Aim of the exercise:
In the copy, keep every record exact and leave out all images.

┌────────

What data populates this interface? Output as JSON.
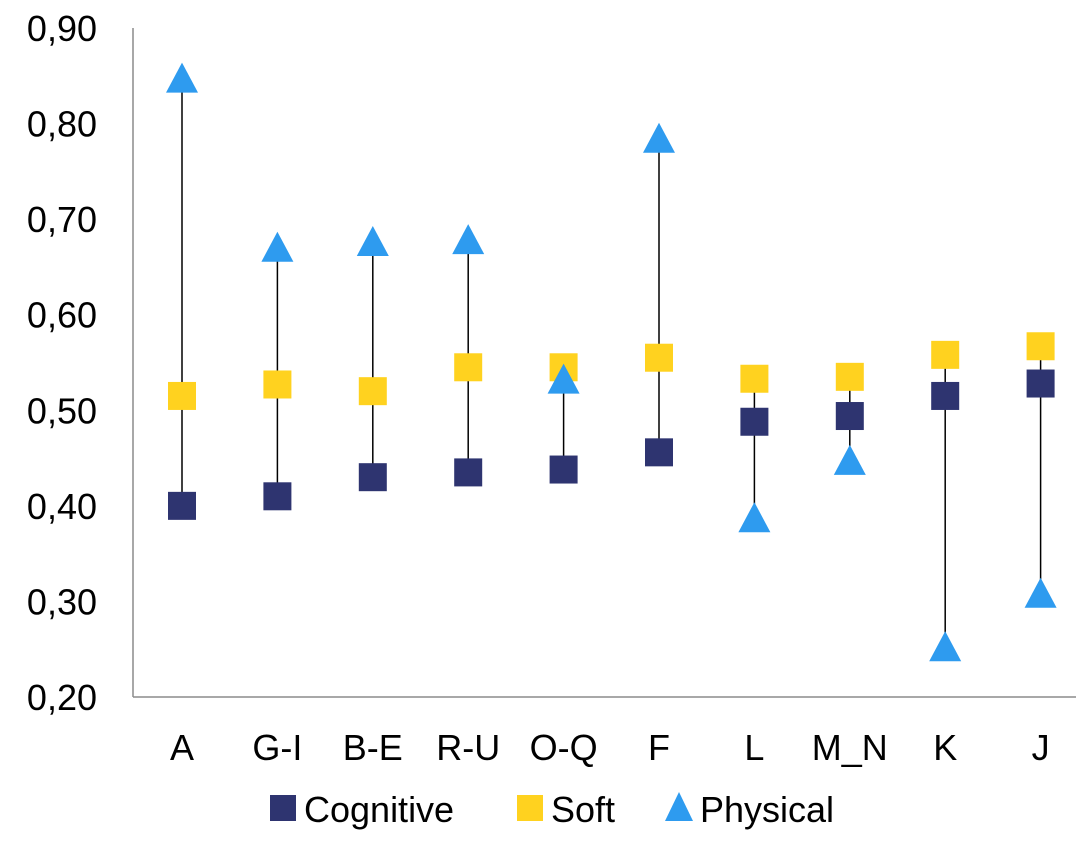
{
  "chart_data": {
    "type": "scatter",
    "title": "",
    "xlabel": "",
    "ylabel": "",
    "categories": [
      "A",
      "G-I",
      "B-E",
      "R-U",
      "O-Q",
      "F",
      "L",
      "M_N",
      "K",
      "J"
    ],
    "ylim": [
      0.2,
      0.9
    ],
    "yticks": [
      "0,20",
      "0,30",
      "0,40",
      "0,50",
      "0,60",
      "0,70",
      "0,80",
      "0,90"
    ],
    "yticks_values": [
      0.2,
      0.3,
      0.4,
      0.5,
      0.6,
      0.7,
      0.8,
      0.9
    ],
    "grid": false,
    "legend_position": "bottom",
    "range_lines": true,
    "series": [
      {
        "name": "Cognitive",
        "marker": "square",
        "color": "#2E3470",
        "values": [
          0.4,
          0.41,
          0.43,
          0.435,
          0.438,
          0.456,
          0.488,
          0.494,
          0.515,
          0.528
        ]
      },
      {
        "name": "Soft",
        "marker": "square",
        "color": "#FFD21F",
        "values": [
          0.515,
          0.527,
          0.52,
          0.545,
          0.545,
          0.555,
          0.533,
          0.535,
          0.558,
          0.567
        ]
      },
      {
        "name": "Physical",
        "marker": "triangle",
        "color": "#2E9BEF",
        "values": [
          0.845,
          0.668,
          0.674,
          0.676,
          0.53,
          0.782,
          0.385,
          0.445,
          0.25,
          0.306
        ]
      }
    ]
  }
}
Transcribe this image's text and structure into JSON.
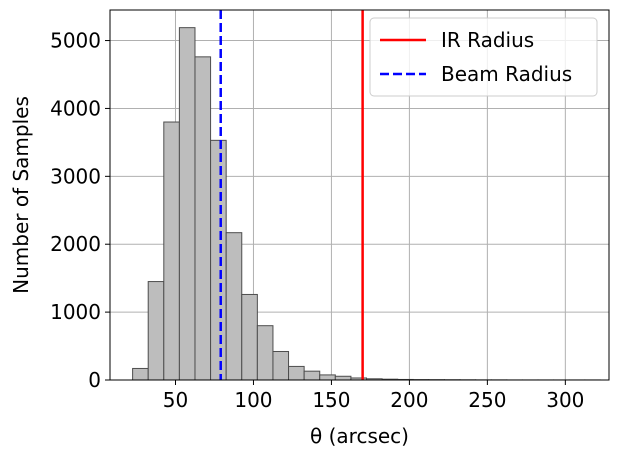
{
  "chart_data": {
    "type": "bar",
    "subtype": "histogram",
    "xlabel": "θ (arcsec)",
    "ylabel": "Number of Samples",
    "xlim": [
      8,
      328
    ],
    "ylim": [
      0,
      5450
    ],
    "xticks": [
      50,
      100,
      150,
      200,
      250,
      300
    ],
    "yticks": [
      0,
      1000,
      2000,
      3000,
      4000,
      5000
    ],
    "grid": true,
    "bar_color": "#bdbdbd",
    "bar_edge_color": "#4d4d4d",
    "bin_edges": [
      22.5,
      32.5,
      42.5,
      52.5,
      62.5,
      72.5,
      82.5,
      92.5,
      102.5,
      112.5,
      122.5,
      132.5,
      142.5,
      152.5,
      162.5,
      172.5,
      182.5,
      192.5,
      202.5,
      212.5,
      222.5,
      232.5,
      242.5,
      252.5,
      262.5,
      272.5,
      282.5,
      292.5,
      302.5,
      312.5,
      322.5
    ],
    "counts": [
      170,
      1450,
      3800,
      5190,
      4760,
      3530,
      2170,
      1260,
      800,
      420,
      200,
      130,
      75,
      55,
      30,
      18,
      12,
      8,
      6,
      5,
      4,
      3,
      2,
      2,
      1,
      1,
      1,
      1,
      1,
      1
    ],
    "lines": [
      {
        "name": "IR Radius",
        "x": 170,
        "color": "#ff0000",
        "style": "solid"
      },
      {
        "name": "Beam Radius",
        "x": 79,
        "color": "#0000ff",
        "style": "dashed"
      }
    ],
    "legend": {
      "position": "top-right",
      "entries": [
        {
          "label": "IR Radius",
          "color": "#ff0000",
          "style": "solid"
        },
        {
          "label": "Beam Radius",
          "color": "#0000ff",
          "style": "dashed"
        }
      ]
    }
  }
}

└────────

Task response:
What data populates this interface? Output as JSON.
{
  "chart_data": {
    "type": "scatter",
    "title": "",
    "xlabel": "",
    "ylabel": "",
    "categories": [
      "A",
      "G-I",
      "B-E",
      "R-U",
      "O-Q",
      "F",
      "L",
      "M_N",
      "K",
      "J"
    ],
    "ylim": [
      0.2,
      0.9
    ],
    "yticks": [
      "0,20",
      "0,30",
      "0,40",
      "0,50",
      "0,60",
      "0,70",
      "0,80",
      "0,90"
    ],
    "yticks_values": [
      0.2,
      0.3,
      0.4,
      0.5,
      0.6,
      0.7,
      0.8,
      0.9
    ],
    "grid": false,
    "legend_position": "bottom",
    "range_lines": true,
    "series": [
      {
        "name": "Cognitive",
        "marker": "square",
        "color": "#2E3470",
        "values": [
          0.4,
          0.41,
          0.43,
          0.435,
          0.438,
          0.456,
          0.488,
          0.494,
          0.515,
          0.528
        ]
      },
      {
        "name": "Soft",
        "marker": "square",
        "color": "#FFD21F",
        "values": [
          0.515,
          0.527,
          0.52,
          0.545,
          0.545,
          0.555,
          0.533,
          0.535,
          0.558,
          0.567
        ]
      },
      {
        "name": "Physical",
        "marker": "triangle",
        "color": "#2E9BEF",
        "values": [
          0.845,
          0.668,
          0.674,
          0.676,
          0.53,
          0.782,
          0.385,
          0.445,
          0.25,
          0.306
        ]
      }
    ]
  }
}
Transcribe this image's text and structure into JSON.
{
  "chart_data": {
    "type": "bar",
    "subtype": "histogram",
    "xlabel": "θ (arcsec)",
    "ylabel": "Number of Samples",
    "xlim": [
      8,
      328
    ],
    "ylim": [
      0,
      5450
    ],
    "xticks": [
      50,
      100,
      150,
      200,
      250,
      300
    ],
    "yticks": [
      0,
      1000,
      2000,
      3000,
      4000,
      5000
    ],
    "grid": true,
    "bar_color": "#bdbdbd",
    "bar_edge_color": "#4d4d4d",
    "bin_edges": [
      22.5,
      32.5,
      42.5,
      52.5,
      62.5,
      72.5,
      82.5,
      92.5,
      102.5,
      112.5,
      122.5,
      132.5,
      142.5,
      152.5,
      162.5,
      172.5,
      182.5,
      192.5,
      202.5,
      212.5,
      222.5,
      232.5,
      242.5,
      252.5,
      262.5,
      272.5,
      282.5,
      292.5,
      302.5,
      312.5,
      322.5
    ],
    "counts": [
      170,
      1450,
      3800,
      5190,
      4760,
      3530,
      2170,
      1260,
      800,
      420,
      200,
      130,
      75,
      55,
      30,
      18,
      12,
      8,
      6,
      5,
      4,
      3,
      2,
      2,
      1,
      1,
      1,
      1,
      1,
      1
    ],
    "lines": [
      {
        "name": "IR Radius",
        "x": 170,
        "color": "#ff0000",
        "style": "solid"
      },
      {
        "name": "Beam Radius",
        "x": 79,
        "color": "#0000ff",
        "style": "dashed"
      }
    ],
    "legend": {
      "position": "top-right",
      "entries": [
        {
          "label": "IR Radius",
          "color": "#ff0000",
          "style": "solid"
        },
        {
          "label": "Beam Radius",
          "color": "#0000ff",
          "style": "dashed"
        }
      ]
    }
  }
}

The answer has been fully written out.